*** Opening of Text passage ***

In 2013, the sculpture was first displayed in Bondi Beach, Australia, at the Sculpture by the Sea event. It was then moved to Waiheke Island in New Zealand. In 2016 it was moved to the Christchurch Botanic Gardens in New Zealand. The cost of the sculpture was NZ$192,000. The cost of the sculpture was funded with a grant from the Friends of the Botanic Gardens, and sponsorship from Christchurch City Council Art in Public Spaces Fund.

The NZ$700 per month cost of maintenance for the sculpture (mainly to remove bird droppings) is covered by the Christchurch City Council.

==Design==
New Zealand artist David McCracken designed the sculpture to be constructed from welded aluminum. The dimensions of the structure are 12 m x 1.45 m x 3.8 m. It is installed in Christchurch Botanic Gardens in Kiosk Lake. It is a stairway sculpture which is meant to be an optical illusion. The illusion is achieved due to wider steps at the bottom of the sculpture which gradually decrease in size with each step until they come to a vanishing point at the top. The steps at the top are just a few centimeters wide. When viewed from certain angles it appears to be an endless stairway.

*** Close of Text passage ***
*** Opening of Supplied data ***

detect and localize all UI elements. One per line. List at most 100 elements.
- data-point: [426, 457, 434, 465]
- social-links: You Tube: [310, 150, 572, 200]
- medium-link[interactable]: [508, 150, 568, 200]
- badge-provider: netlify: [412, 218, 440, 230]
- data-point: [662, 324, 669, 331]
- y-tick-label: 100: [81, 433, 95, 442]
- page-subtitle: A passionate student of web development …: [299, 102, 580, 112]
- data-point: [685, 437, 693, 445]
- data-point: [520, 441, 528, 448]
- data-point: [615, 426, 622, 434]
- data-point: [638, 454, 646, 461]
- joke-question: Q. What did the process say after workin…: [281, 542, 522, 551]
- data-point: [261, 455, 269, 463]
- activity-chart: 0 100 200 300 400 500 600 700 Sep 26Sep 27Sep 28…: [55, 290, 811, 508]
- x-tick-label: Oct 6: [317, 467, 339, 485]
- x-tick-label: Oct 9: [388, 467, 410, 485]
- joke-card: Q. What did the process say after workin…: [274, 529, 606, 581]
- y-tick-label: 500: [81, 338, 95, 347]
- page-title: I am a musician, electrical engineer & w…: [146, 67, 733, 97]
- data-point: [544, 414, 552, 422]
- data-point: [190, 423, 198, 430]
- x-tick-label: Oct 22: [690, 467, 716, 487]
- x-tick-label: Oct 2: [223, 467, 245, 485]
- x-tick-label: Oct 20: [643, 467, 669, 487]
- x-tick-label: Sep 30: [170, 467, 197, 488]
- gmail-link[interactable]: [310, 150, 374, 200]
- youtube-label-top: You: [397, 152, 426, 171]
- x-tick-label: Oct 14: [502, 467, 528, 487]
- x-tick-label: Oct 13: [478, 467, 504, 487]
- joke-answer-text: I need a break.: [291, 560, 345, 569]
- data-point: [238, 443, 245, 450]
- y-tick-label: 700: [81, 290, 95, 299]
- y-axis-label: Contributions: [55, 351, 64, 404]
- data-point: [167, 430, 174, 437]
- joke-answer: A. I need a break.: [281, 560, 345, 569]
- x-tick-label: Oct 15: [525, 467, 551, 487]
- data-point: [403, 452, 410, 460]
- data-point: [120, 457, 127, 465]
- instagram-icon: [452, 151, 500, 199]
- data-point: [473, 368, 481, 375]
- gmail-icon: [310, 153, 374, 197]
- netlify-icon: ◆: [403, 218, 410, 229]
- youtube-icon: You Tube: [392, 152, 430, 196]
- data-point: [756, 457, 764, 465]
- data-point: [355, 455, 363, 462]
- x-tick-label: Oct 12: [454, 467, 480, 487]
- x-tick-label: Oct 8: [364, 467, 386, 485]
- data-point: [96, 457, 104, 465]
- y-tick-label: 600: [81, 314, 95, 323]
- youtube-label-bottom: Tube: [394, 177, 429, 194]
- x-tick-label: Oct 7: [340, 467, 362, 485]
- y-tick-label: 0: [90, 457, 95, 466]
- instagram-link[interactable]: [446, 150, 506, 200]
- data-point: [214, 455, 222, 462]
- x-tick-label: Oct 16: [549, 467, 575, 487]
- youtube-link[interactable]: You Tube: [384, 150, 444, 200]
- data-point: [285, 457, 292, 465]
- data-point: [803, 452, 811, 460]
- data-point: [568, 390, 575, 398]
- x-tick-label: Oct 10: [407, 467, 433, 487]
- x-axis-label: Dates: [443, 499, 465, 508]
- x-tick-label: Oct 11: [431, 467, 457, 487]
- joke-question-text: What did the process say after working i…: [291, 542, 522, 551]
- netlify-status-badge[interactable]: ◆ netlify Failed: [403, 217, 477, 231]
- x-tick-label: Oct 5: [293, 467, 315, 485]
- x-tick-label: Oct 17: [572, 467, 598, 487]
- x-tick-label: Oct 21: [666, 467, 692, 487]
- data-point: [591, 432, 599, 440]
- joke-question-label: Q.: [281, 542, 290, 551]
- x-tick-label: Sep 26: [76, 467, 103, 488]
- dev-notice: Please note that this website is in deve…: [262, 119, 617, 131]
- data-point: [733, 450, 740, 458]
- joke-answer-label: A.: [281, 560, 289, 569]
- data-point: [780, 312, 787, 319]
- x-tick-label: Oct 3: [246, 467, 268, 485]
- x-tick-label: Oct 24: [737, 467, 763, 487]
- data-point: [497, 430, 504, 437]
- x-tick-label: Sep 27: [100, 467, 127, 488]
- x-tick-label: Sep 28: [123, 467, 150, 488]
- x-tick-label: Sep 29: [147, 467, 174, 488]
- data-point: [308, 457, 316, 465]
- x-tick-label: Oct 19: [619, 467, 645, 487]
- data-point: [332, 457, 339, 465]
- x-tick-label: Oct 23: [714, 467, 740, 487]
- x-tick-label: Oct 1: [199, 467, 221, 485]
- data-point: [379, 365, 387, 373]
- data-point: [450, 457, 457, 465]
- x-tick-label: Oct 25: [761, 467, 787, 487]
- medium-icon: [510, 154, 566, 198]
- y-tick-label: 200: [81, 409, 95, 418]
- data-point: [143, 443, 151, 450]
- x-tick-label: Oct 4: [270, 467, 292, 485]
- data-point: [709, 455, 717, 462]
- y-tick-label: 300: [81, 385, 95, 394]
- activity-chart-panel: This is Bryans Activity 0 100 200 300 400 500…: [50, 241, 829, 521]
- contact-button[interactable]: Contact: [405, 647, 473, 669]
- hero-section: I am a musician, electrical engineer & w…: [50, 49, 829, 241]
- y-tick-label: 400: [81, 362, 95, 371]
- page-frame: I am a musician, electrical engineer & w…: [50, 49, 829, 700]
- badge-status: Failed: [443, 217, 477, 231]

*** Close of Supplied data ***

▶ Tasks to carry out
a) Answer these questions from the text about the stairway sculpture.
(i) Where was the sculpture first displayed in 2013?
(ii) How much does maintenance of the sculpture cost each month, and who covers it?
(iii) What material was the sculpture designed to be constructed from?
b) Render this sentence from the text about the stairway sculpture in Spanish: "It is a stairway sculpture which is meant to be an optical illusion."
c) Write a continuation of the text about the stairway sculpture, picking up after its last sentence.

▶ Answers per task
a)
(i) At Bondi Beach, Australia, at the Sculpture by the Sea event.
(ii) NZ$700 per month, covered by the Christchurch City Council.
(iii) Welded aluminum.

b) Es una escultura en forma de escalera concebida como una ilusión óptica.

c)
==Reception==
Bored Panda put the sculpture at number 12 on their list of "42 of the Most Amazing Sculptures in the World". The Huffington Post called it an "M. C. Escher drawing in real life". Christchurch City Council member Phil Clearwater has said the sculpture is a "peaceful, reflective artwork". Pinar Noota from My Modern Met has referred to it as a "stairway to heaven". In 2019 Architectural Digest included it their 38 most fascinating sculptures.

The sculpture killed two birds after being installed at the Christchurch Botanical Gardens. The animals flew into the end of the sculpture, impaling themselves. Councillor Tim Scandrett called the artwork "a poisoned chalice", citing the expense of maintenance. Community principal advisor, Brent Smith, stated that the cost of maintenance of the sculpture took funds away from other projects.